> To do
Check each line of the listing, and copy it if it contains the word "hand".

== == ==

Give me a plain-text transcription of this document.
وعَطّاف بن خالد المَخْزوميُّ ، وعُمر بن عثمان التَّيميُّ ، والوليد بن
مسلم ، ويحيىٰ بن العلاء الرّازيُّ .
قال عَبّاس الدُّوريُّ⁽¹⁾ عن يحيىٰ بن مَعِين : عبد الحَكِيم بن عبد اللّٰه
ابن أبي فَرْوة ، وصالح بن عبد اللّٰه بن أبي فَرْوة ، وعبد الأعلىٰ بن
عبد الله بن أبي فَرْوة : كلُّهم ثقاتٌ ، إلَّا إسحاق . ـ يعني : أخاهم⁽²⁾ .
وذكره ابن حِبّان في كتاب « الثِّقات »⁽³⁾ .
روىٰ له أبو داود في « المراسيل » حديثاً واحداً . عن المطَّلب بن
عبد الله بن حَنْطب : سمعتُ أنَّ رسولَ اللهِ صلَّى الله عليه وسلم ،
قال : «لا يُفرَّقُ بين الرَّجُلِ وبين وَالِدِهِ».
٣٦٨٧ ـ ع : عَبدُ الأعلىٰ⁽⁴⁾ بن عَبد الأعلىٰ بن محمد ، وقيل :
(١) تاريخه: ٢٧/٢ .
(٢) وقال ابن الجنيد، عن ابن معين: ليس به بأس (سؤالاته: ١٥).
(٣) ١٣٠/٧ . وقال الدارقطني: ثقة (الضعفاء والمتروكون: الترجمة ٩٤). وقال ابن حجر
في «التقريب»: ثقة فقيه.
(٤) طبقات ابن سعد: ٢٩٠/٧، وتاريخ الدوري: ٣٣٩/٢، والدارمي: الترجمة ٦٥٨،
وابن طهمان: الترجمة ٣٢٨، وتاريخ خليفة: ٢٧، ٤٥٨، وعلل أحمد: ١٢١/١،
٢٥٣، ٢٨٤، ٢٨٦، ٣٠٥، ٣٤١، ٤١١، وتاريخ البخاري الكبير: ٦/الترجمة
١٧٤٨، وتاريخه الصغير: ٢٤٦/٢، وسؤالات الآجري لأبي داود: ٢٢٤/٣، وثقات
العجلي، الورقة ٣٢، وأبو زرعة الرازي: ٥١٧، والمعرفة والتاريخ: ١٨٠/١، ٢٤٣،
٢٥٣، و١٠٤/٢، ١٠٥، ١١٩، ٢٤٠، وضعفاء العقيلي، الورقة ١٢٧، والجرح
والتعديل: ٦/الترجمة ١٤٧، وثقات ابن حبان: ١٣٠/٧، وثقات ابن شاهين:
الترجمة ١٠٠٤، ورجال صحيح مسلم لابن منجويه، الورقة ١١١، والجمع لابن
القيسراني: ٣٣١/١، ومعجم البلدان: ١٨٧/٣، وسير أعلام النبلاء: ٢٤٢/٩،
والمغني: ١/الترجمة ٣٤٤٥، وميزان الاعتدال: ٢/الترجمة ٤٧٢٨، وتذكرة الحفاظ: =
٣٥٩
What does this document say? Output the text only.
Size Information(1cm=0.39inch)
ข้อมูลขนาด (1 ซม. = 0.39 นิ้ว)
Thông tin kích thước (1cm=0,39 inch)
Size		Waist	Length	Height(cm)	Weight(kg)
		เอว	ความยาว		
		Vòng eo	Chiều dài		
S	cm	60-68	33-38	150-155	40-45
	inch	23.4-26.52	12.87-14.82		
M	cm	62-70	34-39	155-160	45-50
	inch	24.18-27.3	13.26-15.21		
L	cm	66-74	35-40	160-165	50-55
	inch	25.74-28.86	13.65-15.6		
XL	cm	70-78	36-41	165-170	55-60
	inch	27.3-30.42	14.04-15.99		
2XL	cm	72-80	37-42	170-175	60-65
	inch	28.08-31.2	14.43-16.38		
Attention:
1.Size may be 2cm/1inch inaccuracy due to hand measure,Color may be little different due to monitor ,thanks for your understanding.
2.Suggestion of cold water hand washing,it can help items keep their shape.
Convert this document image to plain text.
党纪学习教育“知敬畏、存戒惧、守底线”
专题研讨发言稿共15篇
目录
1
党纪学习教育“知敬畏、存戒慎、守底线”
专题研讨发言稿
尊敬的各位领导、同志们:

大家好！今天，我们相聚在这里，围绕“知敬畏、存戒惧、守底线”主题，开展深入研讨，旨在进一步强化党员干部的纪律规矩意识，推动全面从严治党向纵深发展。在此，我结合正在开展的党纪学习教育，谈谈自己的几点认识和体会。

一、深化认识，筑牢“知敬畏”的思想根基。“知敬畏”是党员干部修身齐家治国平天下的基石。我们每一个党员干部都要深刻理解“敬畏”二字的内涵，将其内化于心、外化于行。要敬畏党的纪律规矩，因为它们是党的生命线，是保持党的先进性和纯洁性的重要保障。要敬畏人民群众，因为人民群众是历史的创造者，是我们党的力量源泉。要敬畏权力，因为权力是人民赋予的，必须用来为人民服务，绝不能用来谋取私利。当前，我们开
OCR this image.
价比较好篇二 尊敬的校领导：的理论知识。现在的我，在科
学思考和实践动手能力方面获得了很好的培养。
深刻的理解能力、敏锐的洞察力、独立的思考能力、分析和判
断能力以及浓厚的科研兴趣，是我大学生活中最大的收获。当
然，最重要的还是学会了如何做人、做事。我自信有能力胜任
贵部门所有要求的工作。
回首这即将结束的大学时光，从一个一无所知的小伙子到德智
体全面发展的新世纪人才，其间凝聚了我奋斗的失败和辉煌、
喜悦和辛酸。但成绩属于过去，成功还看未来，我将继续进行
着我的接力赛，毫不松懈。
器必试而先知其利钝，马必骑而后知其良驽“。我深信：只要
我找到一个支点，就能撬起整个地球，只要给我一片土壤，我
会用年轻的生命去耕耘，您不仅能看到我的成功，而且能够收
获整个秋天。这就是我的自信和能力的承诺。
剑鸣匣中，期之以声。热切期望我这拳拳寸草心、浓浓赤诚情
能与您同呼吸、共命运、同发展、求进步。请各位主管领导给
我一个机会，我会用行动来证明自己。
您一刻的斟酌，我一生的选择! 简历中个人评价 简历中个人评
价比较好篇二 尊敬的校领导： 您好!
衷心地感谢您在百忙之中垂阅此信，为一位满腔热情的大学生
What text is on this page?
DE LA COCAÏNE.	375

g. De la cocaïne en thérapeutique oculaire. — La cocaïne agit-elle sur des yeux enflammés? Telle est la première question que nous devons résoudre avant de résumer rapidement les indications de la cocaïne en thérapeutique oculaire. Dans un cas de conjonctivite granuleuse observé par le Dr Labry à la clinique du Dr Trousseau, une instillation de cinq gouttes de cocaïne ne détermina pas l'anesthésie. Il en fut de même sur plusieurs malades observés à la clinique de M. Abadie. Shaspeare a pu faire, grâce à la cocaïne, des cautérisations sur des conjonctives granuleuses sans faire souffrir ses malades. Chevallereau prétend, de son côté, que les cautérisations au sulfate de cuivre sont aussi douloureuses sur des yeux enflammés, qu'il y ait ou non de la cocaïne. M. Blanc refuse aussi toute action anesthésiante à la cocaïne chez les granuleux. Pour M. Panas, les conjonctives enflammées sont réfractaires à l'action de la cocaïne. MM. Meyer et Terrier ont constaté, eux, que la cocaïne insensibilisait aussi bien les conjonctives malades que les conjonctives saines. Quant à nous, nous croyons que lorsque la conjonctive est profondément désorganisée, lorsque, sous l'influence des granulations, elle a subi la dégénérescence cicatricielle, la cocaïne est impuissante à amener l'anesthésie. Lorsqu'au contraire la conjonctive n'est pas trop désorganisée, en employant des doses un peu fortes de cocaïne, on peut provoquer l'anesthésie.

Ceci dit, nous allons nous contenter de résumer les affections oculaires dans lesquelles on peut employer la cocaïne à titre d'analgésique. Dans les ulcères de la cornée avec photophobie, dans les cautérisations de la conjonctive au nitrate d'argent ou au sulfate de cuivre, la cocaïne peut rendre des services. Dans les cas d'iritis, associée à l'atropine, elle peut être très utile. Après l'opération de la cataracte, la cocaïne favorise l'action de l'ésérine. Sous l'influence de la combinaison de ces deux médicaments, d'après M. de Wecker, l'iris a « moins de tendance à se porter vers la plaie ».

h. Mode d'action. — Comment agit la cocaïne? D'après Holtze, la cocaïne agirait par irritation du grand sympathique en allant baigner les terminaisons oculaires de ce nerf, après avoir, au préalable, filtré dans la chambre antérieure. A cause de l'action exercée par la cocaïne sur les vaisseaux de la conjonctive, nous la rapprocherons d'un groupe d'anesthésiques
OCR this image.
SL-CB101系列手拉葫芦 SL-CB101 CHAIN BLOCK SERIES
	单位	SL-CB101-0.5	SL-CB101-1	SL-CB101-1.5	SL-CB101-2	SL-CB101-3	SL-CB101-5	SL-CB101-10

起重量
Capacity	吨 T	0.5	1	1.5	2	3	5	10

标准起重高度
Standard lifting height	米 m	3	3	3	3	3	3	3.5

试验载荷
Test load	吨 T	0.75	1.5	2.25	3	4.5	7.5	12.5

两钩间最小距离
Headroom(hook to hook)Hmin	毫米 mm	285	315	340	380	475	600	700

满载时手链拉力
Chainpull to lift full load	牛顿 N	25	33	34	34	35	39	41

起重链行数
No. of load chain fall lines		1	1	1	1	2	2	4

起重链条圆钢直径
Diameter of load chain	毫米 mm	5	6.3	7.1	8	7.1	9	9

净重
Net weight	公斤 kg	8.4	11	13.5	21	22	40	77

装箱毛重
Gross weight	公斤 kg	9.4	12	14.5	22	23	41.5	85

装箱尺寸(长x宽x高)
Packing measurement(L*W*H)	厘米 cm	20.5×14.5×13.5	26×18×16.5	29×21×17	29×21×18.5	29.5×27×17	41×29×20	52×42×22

== == ==

> Reply to the exercise
1.Size may be 2cm/1inch inaccuracy due to hand measure,Color may be little different due to monitor ,thanks for your understanding.
2.Suggestion of cold water hand washing,it can help items keep their shape.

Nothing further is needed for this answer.